## Task objective
Copy each line of the entries beneath that contains the word "граждани".

## Data tied to figure images
▼

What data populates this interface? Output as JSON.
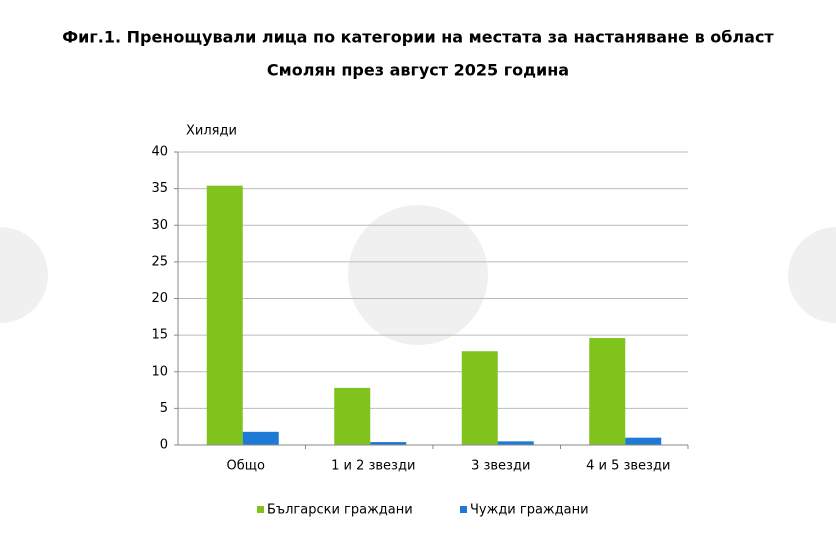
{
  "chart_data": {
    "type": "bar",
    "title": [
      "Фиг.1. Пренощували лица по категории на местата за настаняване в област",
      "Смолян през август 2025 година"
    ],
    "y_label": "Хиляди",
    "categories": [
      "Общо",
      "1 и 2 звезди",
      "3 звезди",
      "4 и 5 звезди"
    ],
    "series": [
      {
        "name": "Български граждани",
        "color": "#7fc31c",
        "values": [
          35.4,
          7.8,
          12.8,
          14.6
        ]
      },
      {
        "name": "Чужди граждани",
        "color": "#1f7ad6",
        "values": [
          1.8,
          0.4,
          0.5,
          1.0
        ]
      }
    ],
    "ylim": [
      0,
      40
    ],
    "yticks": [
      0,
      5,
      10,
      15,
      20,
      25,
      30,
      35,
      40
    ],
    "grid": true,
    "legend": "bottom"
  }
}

▲

## Final result
        "name": "Български граждани",
        "name": "Чужди граждани",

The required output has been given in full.